**Request:**
Copy the lines below as they are; omit the images they contain.

**Data for the task:**
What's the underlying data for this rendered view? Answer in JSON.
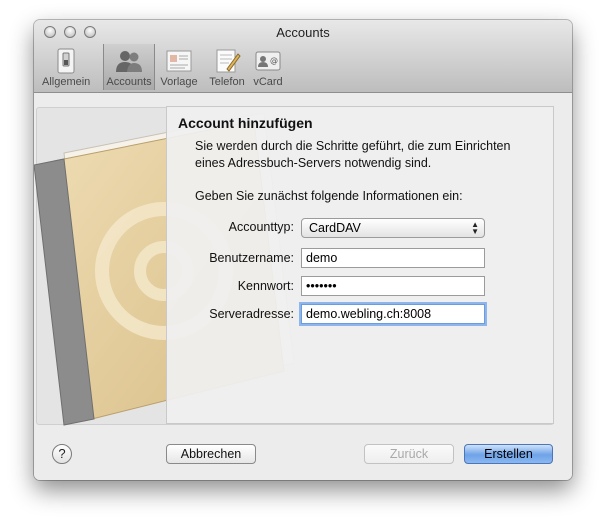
{
  "window": {
    "title": "Accounts"
  },
  "toolbar": {
    "items": [
      {
        "label": "Allgemein",
        "icon": "switch-icon"
      },
      {
        "label": "Accounts",
        "icon": "accounts-icon",
        "selected": true
      },
      {
        "label": "Vorlage",
        "icon": "template-icon"
      },
      {
        "label": "Telefon",
        "icon": "telephone-icon"
      },
      {
        "label": "vCard",
        "icon": "vcard-icon"
      }
    ]
  },
  "sheet": {
    "title": "Account hinzufügen",
    "intro_line1": "Sie werden durch die Schritte geführt, die zum Einrichten",
    "intro_line2": "eines Adressbuch-Servers notwendig sind.",
    "prompt": "Geben Sie zunächst folgende Informationen ein:",
    "account_type": {
      "label": "Accounttyp:",
      "value": "CardDAV"
    },
    "username": {
      "label": "Benutzername:",
      "value": "demo"
    },
    "password": {
      "label": "Kennwort:",
      "value": "•••••••"
    },
    "server": {
      "label": "Serveradresse:",
      "value": "demo.webling.ch:8008"
    }
  },
  "buttons": {
    "help": "?",
    "cancel": "Abbrechen",
    "back": "Zurück",
    "create": "Erstellen"
  },
  "colors": {
    "accent": "#6fa2e8",
    "book_cover": "#e4cd9b",
    "spine": "#8c8c8c"
  }
}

**Solution to this problem:**
What's the underlying data for this rendered view? Answer in JSON.
{
  "window": {
    "title": "Accounts"
  },
  "toolbar": {
    "items": [
      {
        "label": "Allgemein",
        "icon": "switch-icon"
      },
      {
        "label": "Accounts",
        "icon": "accounts-icon",
        "selected": true
      },
      {
        "label": "Vorlage",
        "icon": "template-icon"
      },
      {
        "label": "Telefon",
        "icon": "telephone-icon"
      },
      {
        "label": "vCard",
        "icon": "vcard-icon"
      }
    ]
  },
  "sheet": {
    "title": "Account hinzufügen",
    "intro_line1": "Sie werden durch die Schritte geführt, die zum Einrichten",
    "intro_line2": "eines Adressbuch-Servers notwendig sind.",
    "prompt": "Geben Sie zunächst folgende Informationen ein:",
    "account_type": {
      "label": "Accounttyp:",
      "value": "CardDAV"
    },
    "username": {
      "label": "Benutzername:",
      "value": "demo"
    },
    "password": {
      "label": "Kennwort:",
      "value": "•••••••"
    },
    "server": {
      "label": "Serveradresse:",
      "value": "demo.webling.ch:8008"
    }
  },
  "buttons": {
    "help": "?",
    "cancel": "Abbrechen",
    "back": "Zurück",
    "create": "Erstellen"
  },
  "colors": {
    "accent": "#6fa2e8",
    "book_cover": "#e4cd9b",
    "spine": "#8c8c8c"
  }
}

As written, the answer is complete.